**AIM OF THE TASK**
In the abstract on cancer diagnosed during pregnancy, what three coping clusters were found from the CERQ scales?

Premium
Psychological distress and cognitive coping in pregnant women diagnosed with cancer and their partners
Author(s) -
Vandenbroucke Tineke,
Han Sileny N.,
Van Calsteren Kristel,
Wilderjans Tom F.,
Van den Bergh Bea R.H.,
Claes Laurence,
Amant Frédéric
Publication year - 2017
Publication title -
psycho‐oncology
Language(s) - English
Resource type - Journals
SCImago Journal Rank - 1.41
H-Index - 137
eISSN - 1099-1611
pISSN - 1057-9249
DOI - 10.1002/pon.4301
Subject(s) - coping (psychology) , psychosocial , pregnancy , distress , medicine , clinical psychology , cognition , disease , psychiatry , genetics , biology
Abstract Objective A cancer diagnosis during pregnancy may be considered as an emotional challenge for pregnant women and their partners. We aimed to identify women and partners at risk for high levels of distress based on their coping profile. Methods Sixty‐one pregnant women diagnosed with cancer and their partners filled out the Cognitive Emotion Regulation Questionnaire (CERQ) and the newly constructed Cancer and Pregnancy Questionnaire (CPQ). K‐means cluster analysis was performed on the CERQ scales. Scores on the CPQ were compared between the women and their partners and between the CERQ‐clusters. Results Comparison of women and partners on the CPQ did not reveal significant differences on distress about the child's health, the cancer disease, and the pregnancy or on information satisfaction ( P = .16, P = .44, P = .50, and P = .47, respectively). However, women were more inclined to maintain the pregnancy than their partners ( P = .011). Three clusters were retrieved based on the CERQ scales, characterized by positive coping, internalizing coping, and blaming. Women and partners using internalizing strategies had significantly higher scores on concerns about the child's health ( P = .039), the disease and treatment ( P < .001), and the pregnancy and delivery ( P = .009) compared with positive and blaming strategies. No cluster differences were found for information satisfaction ( P = .71) and tendency to maintain the pregnancy ( P = .35). Conclusion Women and partners using internalizing coping strategies deal with the highest levels of distress and may benefit from additional psychosocial support.

**DATA PROVIDED**
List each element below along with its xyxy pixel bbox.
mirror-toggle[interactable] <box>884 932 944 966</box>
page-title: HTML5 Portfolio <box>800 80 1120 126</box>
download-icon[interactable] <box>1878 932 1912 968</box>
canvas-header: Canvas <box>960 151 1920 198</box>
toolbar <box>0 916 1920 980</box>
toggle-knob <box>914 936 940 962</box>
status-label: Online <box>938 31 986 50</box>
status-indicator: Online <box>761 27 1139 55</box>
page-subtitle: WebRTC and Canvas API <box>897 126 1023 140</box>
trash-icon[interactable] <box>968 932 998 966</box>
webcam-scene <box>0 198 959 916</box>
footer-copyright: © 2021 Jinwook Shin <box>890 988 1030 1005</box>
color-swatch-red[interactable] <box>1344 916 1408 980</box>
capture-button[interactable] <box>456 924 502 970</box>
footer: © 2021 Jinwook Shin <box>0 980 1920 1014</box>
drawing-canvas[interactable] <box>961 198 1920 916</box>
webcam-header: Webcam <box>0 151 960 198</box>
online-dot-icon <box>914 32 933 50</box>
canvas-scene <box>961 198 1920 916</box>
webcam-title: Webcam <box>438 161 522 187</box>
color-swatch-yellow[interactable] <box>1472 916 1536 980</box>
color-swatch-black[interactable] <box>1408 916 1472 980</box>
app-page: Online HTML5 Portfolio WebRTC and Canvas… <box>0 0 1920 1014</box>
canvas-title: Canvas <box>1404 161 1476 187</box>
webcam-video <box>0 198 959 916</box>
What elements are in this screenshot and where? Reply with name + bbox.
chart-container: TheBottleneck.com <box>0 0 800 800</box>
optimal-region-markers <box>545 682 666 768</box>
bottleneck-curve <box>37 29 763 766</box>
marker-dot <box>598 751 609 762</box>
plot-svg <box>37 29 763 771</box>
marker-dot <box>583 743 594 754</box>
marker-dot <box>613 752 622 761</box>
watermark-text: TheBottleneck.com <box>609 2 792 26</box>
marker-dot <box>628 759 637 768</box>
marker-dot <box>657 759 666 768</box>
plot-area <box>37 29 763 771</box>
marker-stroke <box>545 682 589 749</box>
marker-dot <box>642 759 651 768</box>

**FINAL ANSWER**
Positive coping, internalizing coping, and blaming.